> _Requisitos del ejercicio_:
A. Transcribe del fragmento seleccionado el tramo que empieza en las palabras "Una dedicatoria en" y termina tras las palabras "a Richard Wagner.".
B. En el fragmento seleccionado, ¿quién dirigió la representación de la Orestiada a la que asistieron los dos amigos?

> _Fragmento seleccionado_:
▬▬▬
Una dedicatoria en un viejo ejemplar de una novela
de Milan Kundera me permite saber con exactitud la fecha: 9 de febrero
de 1985. La tarde de aquel día, mi amigo Sergio Vela y yo asistimos a una inolvidable
representación teatral: la Orestiada
de Esquilo, dirigida por José Solé. Éramos unos muchachos de veinte años que se
habían hecho amigos al final del último curso de la preparatoria y compartíamos
el entusiasmo por la literatura.
Foto: José María Fernández Figueroa. |
Él ya era, además, el erudito melómano de los
días que corren y por encima de otros muchos intereses vivía con pasión la tragedia
y el mundo clásicos, contagiados por su temprano amor a Richard Wagner.
▬▬▬
[Elementos de datos almacenados]
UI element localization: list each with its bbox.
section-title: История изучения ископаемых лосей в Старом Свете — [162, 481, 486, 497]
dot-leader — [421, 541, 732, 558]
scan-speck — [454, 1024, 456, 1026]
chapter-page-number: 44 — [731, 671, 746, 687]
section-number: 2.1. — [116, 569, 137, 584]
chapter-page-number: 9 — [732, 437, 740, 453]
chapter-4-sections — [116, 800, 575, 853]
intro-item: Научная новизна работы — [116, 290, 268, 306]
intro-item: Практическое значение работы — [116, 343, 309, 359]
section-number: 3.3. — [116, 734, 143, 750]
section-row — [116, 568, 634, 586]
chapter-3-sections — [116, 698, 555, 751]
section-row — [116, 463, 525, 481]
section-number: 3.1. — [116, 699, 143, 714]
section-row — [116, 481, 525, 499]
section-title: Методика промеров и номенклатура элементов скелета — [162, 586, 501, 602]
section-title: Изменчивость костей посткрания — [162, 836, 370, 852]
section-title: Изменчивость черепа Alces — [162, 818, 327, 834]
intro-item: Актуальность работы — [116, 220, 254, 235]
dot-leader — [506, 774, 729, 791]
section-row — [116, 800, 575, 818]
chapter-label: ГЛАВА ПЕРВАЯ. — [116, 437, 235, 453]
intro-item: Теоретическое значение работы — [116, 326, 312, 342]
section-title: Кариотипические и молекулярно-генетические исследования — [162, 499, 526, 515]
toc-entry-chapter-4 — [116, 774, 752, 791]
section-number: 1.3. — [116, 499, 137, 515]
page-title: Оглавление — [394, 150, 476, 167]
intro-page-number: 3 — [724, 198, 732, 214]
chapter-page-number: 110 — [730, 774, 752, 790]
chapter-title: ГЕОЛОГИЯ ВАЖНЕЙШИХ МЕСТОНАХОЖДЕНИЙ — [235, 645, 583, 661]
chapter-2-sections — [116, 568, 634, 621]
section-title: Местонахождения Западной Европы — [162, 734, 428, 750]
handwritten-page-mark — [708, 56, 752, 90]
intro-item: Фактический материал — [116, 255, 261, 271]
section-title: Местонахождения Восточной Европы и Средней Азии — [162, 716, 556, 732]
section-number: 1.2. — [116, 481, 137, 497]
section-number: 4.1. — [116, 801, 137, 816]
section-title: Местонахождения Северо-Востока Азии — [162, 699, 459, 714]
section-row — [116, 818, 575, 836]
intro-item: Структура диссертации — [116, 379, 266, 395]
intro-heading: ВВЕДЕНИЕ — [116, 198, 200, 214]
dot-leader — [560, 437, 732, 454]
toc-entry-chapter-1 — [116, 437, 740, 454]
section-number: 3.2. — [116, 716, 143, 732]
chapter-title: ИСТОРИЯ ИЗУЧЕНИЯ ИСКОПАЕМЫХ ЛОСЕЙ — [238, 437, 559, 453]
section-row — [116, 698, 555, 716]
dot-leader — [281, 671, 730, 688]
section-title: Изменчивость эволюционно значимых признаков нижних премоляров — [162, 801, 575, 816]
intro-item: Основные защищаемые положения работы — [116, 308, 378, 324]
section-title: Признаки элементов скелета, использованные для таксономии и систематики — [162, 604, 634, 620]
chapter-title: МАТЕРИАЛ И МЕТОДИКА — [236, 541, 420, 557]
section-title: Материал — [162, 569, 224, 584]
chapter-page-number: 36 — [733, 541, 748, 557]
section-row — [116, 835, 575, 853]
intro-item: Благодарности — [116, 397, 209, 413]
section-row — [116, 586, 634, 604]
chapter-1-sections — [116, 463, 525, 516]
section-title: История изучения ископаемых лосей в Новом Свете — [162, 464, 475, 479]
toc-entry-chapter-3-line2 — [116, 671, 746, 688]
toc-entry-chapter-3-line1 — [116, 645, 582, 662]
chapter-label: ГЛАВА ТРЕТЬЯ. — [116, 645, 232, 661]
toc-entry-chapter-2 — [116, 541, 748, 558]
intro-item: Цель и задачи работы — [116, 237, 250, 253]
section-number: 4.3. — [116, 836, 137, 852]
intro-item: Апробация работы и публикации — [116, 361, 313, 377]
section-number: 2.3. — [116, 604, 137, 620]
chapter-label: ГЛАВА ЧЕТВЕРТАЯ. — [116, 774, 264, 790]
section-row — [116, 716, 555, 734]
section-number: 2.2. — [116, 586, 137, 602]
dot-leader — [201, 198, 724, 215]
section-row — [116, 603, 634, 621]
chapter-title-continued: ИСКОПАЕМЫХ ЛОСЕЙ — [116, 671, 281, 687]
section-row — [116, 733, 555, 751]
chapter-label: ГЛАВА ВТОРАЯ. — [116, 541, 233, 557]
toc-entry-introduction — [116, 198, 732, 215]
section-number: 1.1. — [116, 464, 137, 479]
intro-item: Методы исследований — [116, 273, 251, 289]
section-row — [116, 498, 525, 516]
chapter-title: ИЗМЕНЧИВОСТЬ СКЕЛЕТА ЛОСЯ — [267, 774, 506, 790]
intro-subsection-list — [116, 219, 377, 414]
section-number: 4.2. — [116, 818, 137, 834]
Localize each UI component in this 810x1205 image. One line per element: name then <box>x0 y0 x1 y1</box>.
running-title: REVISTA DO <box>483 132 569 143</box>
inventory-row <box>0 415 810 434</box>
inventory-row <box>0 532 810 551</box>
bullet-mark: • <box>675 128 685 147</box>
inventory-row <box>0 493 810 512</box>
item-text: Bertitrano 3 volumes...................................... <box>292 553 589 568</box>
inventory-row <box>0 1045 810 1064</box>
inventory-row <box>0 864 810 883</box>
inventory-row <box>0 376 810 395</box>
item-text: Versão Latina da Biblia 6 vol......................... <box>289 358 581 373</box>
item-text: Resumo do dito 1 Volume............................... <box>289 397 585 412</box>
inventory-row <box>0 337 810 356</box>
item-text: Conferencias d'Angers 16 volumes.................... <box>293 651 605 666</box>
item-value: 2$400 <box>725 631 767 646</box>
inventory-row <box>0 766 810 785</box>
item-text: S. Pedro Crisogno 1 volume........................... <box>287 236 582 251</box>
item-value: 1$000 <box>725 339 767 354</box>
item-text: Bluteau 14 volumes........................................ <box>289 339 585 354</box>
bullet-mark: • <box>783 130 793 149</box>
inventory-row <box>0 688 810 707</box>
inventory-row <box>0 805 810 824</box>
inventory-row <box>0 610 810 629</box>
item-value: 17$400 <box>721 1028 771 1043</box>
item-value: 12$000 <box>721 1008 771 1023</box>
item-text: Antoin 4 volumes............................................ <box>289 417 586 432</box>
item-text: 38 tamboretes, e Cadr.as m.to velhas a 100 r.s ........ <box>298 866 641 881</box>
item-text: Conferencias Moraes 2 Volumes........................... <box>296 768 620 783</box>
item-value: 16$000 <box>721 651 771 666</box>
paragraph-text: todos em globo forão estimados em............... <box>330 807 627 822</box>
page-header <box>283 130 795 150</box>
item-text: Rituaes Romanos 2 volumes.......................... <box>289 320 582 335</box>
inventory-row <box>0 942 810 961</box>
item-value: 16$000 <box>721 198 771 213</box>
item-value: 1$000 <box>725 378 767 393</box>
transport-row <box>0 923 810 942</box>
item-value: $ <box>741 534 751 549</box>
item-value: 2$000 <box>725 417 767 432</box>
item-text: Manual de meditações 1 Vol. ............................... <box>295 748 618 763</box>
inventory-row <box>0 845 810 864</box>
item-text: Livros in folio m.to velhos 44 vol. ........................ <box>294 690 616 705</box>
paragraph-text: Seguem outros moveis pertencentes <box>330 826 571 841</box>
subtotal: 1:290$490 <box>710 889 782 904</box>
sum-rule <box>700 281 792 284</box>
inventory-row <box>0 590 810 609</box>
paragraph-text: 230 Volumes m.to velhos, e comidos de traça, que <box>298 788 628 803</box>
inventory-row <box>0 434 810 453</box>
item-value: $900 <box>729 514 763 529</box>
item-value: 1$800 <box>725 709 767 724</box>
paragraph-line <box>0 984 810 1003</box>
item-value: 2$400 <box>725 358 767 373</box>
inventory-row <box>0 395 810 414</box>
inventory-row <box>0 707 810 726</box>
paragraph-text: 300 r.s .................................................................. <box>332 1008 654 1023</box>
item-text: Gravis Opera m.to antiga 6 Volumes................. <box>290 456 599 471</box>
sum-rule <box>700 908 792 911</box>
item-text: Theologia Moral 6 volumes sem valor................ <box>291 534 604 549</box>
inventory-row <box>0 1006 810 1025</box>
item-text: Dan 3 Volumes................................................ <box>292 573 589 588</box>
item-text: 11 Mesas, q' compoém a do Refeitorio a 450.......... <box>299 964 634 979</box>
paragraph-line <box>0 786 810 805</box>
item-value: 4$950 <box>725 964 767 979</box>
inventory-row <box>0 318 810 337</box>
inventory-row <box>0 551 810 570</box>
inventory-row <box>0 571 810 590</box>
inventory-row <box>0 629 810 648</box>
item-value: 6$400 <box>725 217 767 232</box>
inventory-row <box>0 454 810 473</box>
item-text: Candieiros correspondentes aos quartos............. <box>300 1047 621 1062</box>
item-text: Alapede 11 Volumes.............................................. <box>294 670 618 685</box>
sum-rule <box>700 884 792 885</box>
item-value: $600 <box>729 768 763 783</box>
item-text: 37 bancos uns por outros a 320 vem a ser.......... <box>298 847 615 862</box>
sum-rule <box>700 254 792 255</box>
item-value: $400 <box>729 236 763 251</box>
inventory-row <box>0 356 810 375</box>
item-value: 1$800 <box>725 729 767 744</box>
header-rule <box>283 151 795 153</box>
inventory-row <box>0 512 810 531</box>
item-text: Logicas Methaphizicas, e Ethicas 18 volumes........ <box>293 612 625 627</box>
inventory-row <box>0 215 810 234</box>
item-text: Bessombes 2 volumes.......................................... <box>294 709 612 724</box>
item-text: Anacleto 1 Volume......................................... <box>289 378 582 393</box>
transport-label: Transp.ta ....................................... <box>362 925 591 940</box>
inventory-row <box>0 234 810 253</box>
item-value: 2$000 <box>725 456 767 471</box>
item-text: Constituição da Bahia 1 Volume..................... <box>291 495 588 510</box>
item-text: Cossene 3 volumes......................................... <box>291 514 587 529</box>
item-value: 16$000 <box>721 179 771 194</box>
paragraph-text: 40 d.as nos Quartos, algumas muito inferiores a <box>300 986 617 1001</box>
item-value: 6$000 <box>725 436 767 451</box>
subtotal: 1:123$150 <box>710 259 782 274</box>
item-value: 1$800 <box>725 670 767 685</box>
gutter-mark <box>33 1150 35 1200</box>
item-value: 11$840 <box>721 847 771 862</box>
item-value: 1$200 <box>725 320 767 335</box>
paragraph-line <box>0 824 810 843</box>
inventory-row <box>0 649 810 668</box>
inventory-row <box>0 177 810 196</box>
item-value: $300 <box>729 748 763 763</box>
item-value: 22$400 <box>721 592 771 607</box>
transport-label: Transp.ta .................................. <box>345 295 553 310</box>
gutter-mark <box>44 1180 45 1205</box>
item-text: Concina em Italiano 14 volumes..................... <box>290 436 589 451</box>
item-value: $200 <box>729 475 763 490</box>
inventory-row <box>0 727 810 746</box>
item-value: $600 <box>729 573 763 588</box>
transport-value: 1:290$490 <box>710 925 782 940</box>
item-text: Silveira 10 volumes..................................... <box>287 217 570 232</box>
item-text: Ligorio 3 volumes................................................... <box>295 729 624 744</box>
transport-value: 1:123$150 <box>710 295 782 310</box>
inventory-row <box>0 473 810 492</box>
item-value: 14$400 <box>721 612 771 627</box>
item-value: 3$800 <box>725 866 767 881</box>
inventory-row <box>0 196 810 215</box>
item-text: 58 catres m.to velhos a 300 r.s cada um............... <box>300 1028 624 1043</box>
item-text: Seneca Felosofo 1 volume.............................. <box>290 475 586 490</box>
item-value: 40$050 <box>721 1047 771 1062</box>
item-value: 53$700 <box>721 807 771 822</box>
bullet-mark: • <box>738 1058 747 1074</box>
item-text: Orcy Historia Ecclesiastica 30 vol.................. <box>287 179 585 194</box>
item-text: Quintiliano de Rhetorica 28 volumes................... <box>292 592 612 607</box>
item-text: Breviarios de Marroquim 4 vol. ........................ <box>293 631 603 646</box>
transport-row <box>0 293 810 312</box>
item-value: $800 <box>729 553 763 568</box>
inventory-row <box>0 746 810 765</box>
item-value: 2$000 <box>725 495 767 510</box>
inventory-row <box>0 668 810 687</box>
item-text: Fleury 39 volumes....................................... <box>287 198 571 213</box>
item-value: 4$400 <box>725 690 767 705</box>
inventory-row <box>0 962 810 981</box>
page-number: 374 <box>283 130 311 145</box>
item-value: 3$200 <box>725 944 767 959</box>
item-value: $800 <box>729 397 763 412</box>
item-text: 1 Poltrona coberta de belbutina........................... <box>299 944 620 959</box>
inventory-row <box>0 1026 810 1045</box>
▬▬▬
> _Resultados por tarea_:
A.
Una dedicatoria en un viejo ejemplar de una novela
de Milan Kundera me permite saber con exactitud la fecha: 9 de febrero
de 1985. La tarde de aquel día, mi amigo Sergio Vela y yo asistimos a una inolvidable
representación teatral: la Orestiada
de Esquilo, dirigida por José Solé. Éramos unos muchachos de veinte años que se
habían hecho amigos al final del último curso de la preparatoria y compartíamos
el entusiasmo por la literatura.
Foto: José María Fernández Figueroa. |
Él ya era, además, el erudito melómano de los
días que corren y por encima de otros muchos intereses vivía con pasión la tragedia
y el mundo clásicos, contagiados por su temprano amor a Richard Wagner.

B. José Solé.